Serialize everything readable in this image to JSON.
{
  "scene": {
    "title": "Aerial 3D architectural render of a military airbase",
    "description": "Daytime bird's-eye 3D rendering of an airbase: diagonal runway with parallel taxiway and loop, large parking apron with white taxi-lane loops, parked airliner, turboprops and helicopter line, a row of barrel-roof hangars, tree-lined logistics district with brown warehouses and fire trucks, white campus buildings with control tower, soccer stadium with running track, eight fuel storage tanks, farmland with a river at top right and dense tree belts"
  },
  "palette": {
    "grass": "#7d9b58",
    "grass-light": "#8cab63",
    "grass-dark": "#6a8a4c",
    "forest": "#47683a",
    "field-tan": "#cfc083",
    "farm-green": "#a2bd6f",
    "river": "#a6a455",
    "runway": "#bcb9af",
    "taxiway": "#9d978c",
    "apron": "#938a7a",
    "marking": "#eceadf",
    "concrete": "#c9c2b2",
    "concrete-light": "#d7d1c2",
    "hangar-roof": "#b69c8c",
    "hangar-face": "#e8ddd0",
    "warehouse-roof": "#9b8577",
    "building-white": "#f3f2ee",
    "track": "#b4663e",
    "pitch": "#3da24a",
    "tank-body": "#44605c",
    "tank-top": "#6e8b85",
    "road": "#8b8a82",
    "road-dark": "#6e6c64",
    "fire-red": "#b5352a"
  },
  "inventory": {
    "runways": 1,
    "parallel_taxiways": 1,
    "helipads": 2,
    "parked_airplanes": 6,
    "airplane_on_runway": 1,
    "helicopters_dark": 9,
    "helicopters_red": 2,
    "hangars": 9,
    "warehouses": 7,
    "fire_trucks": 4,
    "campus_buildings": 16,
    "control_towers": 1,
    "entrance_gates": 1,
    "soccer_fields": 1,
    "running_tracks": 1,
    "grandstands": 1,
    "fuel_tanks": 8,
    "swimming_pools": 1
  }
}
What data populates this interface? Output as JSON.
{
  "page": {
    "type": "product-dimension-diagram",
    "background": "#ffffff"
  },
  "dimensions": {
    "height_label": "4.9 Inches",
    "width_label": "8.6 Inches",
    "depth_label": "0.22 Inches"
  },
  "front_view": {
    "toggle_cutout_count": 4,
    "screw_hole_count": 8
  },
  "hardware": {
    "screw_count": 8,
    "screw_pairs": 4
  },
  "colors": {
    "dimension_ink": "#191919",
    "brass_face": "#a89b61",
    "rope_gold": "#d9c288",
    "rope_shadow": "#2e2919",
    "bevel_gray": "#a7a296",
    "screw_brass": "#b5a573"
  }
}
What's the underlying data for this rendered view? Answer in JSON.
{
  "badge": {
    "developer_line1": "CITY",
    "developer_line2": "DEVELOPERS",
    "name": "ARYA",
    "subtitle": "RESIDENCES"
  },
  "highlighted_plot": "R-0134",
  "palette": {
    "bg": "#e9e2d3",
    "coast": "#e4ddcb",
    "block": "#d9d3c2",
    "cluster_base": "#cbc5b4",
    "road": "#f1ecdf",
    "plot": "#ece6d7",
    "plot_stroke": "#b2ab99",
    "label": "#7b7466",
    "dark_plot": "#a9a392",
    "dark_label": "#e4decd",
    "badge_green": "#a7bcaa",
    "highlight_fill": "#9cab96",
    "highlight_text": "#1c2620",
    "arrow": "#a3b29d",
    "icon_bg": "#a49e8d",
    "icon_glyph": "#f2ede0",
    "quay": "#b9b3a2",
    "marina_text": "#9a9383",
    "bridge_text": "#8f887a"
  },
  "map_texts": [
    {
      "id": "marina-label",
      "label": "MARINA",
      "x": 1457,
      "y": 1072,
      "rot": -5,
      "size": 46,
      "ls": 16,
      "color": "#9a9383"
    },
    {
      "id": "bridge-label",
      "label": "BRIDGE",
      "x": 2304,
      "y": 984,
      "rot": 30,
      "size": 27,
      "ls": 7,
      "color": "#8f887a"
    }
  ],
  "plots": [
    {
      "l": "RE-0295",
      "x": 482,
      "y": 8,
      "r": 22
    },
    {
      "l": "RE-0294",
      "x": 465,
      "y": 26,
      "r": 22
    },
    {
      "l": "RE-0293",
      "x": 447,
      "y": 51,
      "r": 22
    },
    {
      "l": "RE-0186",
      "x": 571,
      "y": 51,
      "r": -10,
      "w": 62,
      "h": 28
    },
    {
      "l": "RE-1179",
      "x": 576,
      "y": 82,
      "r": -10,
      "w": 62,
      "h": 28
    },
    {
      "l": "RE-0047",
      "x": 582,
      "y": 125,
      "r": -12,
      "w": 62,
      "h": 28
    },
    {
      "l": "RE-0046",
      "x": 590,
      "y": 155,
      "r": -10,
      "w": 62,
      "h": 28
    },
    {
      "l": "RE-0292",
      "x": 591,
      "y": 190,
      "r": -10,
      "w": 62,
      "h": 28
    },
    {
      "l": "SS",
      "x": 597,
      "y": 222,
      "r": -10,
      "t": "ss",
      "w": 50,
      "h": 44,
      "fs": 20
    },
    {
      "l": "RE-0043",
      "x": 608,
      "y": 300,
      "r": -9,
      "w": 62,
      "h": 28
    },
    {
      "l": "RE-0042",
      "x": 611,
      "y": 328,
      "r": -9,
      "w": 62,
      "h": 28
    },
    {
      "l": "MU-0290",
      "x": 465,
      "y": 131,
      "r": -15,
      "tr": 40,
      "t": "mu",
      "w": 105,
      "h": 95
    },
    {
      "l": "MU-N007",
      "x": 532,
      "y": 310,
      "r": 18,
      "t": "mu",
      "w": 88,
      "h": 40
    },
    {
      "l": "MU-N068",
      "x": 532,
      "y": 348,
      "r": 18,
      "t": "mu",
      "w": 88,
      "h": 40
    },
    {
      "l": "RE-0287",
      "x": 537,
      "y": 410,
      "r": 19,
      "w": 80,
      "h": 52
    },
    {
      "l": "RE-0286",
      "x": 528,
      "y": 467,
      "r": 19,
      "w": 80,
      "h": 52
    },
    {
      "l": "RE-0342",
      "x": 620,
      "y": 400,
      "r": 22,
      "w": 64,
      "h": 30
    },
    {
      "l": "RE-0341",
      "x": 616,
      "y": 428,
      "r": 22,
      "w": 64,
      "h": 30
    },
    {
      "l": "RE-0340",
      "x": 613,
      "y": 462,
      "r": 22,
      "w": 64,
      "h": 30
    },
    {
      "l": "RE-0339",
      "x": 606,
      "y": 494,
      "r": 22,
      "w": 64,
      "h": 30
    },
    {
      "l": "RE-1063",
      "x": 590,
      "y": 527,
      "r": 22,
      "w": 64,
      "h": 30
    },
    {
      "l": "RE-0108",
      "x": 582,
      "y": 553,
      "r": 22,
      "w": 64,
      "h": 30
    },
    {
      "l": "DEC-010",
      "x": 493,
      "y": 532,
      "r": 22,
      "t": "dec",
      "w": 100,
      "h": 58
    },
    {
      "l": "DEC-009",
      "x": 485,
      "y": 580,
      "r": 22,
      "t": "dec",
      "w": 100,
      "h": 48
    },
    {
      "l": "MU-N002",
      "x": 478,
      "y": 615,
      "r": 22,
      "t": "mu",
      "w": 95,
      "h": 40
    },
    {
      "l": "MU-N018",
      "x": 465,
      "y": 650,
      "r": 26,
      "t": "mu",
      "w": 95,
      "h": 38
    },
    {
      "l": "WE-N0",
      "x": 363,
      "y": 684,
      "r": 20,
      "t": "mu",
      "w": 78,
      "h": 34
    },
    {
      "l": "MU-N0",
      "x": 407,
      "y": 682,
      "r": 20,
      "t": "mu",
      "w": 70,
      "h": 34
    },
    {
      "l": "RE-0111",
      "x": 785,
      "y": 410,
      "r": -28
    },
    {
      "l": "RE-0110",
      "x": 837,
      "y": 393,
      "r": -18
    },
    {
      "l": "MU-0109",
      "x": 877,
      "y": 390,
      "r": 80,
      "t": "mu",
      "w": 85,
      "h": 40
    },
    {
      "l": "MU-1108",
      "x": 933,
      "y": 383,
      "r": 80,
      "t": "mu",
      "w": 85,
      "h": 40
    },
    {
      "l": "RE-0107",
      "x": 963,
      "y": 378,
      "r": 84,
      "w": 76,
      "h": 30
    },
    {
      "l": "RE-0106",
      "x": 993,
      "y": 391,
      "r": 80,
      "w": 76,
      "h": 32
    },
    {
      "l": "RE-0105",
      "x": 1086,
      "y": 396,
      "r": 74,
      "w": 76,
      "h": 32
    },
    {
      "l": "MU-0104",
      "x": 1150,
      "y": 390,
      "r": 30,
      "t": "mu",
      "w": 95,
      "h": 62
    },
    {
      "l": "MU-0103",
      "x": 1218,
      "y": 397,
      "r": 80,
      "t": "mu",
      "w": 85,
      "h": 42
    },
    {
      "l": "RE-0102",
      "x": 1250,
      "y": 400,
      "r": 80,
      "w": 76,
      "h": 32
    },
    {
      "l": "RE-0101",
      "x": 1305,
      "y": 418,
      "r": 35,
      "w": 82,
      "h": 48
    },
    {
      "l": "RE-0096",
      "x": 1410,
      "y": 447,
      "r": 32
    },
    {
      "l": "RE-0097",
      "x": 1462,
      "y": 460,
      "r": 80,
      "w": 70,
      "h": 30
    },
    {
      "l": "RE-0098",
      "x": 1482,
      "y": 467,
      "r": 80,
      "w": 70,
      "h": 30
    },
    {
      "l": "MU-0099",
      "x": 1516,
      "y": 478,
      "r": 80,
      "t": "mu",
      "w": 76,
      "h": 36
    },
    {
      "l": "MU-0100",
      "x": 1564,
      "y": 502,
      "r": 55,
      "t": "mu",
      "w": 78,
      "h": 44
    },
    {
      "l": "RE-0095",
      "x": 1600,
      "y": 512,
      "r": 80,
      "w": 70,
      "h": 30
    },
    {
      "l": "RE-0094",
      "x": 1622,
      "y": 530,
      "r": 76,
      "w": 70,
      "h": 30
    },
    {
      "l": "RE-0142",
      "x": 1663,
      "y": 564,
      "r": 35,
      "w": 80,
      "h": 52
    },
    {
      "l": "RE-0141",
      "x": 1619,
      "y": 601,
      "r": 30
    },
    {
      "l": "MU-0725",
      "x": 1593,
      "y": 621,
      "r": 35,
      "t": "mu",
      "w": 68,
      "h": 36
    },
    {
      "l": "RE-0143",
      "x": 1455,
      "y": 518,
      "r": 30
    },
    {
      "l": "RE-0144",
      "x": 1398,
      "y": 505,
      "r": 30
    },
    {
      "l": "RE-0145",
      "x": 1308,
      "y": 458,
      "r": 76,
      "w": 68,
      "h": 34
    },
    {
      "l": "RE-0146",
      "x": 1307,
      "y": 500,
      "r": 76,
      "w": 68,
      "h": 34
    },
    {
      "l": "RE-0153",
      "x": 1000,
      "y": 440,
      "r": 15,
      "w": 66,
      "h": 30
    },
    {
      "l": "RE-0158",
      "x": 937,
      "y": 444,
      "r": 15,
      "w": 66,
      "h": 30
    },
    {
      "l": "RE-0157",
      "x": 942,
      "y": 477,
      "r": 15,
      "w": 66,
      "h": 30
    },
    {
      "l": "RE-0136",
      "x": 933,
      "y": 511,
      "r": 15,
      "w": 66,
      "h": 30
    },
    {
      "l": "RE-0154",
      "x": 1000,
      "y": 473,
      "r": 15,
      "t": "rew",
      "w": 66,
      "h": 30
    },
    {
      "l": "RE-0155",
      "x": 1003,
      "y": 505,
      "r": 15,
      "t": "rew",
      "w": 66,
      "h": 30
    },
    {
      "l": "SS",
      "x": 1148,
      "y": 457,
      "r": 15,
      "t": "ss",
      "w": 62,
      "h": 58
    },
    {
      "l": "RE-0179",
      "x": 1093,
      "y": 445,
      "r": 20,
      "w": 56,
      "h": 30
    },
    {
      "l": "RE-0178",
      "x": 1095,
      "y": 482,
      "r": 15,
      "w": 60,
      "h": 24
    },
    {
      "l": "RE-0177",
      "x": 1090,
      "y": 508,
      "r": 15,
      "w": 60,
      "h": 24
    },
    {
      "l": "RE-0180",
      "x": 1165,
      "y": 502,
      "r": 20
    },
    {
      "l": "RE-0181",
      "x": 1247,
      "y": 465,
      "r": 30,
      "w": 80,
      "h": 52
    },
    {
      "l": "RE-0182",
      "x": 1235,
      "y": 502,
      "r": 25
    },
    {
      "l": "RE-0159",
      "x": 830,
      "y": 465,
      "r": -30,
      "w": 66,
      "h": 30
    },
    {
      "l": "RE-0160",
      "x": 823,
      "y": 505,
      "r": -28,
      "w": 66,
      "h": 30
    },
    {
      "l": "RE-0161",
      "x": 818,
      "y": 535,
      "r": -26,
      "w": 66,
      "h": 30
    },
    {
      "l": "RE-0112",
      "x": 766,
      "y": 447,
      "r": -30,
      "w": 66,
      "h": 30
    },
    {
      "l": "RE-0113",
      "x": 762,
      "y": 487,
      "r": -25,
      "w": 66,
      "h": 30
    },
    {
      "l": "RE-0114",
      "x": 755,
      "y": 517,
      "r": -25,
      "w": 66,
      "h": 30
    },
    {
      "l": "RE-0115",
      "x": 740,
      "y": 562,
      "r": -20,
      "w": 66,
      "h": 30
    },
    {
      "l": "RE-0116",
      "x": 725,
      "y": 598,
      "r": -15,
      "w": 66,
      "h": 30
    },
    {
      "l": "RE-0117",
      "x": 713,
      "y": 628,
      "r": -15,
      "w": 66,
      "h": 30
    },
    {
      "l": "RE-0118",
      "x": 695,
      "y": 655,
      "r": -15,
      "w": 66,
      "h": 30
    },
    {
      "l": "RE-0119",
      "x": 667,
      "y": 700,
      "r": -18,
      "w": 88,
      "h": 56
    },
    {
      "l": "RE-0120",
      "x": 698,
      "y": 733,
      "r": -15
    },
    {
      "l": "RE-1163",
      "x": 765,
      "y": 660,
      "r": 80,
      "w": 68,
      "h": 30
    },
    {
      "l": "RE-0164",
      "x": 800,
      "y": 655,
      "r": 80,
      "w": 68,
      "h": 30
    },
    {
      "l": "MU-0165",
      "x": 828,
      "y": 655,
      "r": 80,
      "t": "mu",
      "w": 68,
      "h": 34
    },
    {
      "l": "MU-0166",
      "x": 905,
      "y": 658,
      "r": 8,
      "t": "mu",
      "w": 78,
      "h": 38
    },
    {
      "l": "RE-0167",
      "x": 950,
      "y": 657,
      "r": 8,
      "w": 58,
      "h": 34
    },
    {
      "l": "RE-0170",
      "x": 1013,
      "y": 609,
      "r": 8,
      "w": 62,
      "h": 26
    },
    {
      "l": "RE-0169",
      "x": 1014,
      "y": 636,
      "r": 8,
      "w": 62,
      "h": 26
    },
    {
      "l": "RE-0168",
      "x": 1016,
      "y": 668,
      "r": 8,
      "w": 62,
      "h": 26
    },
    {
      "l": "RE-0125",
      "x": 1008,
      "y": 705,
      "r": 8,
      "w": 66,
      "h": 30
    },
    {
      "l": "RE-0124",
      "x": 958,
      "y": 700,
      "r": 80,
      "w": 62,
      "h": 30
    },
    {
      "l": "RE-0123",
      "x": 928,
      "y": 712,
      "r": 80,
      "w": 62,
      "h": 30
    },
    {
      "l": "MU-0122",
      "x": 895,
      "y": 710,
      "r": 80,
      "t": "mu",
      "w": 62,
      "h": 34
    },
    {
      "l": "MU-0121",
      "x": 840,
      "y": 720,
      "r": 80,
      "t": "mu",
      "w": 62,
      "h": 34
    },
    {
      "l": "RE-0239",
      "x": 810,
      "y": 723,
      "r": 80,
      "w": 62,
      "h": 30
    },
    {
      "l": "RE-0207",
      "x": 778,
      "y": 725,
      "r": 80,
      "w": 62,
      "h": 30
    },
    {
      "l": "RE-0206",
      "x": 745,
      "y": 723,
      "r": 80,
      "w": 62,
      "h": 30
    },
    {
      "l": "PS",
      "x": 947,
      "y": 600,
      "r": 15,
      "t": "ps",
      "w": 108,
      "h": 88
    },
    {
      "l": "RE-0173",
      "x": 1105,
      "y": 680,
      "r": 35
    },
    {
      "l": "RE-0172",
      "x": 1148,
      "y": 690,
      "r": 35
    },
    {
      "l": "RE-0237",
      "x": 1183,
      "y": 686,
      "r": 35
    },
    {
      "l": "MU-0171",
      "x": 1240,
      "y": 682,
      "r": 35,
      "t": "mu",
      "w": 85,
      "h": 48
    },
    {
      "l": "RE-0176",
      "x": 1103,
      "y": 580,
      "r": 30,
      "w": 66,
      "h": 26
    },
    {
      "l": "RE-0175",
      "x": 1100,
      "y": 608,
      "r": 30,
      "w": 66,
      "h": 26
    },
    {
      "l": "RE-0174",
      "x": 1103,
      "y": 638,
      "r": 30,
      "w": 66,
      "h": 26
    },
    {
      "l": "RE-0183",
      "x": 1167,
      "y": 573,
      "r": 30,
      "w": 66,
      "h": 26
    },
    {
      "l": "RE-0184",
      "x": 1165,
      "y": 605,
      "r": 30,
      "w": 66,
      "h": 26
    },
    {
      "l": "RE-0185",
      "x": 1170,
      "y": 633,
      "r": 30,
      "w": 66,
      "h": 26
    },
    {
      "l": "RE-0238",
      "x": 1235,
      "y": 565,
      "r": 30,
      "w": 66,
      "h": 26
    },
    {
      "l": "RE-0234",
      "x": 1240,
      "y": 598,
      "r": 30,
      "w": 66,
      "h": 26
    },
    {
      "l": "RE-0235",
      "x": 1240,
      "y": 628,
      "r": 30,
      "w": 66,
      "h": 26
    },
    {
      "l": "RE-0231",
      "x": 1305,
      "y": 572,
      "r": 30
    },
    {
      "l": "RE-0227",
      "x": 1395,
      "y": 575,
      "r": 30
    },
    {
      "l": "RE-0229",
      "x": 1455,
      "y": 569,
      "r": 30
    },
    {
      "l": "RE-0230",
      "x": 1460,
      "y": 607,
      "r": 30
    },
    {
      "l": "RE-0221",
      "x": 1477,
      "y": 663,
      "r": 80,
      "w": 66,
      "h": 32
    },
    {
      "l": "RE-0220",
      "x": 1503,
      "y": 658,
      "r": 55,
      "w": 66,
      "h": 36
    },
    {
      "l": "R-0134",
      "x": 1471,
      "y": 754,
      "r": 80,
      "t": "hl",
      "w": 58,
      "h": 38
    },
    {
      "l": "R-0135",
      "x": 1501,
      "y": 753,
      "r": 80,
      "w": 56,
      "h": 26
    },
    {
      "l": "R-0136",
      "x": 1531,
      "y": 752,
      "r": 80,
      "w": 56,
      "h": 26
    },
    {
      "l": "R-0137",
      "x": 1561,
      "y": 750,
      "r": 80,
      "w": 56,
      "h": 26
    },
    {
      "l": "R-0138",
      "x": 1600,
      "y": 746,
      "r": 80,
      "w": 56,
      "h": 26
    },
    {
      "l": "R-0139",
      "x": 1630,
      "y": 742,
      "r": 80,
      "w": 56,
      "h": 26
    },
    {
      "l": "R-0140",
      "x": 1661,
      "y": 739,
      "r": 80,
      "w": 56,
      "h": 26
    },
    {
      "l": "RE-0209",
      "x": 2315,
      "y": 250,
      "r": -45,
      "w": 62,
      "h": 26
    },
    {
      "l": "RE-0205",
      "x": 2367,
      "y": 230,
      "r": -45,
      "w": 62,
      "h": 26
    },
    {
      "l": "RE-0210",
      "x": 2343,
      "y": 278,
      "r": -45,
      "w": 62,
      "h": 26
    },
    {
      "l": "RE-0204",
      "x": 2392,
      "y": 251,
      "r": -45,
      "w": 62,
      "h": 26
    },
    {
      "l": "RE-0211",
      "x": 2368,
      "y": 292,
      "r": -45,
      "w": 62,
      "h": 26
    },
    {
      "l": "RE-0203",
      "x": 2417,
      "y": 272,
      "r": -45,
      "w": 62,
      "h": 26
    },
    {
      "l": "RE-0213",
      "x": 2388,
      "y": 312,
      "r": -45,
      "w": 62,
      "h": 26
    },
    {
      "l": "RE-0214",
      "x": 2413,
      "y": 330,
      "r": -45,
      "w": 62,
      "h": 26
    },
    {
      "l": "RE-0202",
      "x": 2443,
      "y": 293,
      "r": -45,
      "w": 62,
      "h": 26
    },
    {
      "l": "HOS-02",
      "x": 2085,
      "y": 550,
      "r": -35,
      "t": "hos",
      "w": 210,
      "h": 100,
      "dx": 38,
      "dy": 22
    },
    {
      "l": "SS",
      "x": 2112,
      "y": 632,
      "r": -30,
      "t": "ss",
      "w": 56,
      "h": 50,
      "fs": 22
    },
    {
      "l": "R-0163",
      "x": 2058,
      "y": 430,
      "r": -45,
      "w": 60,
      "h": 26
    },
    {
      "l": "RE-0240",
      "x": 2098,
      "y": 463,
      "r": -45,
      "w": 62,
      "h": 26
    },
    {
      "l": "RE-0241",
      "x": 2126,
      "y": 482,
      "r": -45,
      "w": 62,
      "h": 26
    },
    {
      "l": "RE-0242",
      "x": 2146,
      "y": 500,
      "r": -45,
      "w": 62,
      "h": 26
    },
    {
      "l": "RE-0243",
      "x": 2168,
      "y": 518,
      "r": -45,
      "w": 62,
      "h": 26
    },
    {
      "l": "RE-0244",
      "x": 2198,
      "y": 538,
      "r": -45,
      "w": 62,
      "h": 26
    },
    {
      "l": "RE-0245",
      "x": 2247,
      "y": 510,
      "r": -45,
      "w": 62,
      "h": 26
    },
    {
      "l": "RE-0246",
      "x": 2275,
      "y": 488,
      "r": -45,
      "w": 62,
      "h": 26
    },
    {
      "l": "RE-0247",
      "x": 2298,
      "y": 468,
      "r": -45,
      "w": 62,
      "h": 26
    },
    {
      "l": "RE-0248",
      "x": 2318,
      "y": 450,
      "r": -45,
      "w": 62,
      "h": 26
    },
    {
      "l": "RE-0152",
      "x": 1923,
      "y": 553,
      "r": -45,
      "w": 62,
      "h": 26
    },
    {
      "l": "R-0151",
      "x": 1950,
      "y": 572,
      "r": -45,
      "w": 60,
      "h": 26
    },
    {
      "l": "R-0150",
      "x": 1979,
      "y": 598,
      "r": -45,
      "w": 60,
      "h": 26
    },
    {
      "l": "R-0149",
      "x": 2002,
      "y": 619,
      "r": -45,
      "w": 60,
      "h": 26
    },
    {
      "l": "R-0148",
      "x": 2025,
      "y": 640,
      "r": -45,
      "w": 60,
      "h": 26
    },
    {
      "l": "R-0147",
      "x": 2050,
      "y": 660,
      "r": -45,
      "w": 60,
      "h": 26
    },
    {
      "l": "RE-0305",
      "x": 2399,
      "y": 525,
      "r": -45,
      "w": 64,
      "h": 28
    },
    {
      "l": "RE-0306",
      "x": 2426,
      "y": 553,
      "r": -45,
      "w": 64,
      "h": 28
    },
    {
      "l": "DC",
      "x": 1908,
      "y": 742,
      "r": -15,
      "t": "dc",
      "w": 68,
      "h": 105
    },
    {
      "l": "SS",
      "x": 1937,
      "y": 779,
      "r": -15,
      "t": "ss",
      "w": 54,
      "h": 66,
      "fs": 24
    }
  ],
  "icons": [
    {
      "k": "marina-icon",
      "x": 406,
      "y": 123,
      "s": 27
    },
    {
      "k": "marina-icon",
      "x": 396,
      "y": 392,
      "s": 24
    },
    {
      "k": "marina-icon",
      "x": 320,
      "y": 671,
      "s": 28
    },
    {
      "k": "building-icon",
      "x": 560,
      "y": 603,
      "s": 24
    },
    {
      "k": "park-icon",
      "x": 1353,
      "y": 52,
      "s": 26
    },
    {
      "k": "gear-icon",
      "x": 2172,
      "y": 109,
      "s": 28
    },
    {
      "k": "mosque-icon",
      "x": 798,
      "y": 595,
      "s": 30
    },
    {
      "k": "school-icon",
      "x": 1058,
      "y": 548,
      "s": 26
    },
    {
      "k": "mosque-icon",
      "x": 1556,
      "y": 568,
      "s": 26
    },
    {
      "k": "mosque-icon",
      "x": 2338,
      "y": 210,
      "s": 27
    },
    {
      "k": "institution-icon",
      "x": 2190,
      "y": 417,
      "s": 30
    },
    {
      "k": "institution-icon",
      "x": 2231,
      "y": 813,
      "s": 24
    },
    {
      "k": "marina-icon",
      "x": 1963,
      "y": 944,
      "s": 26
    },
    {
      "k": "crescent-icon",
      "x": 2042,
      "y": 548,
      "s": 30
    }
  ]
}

------------

* [Goal]
Report the number of lines in the entries above that include the word "hangars" and add nothing to it.

* [Solved exercise]
2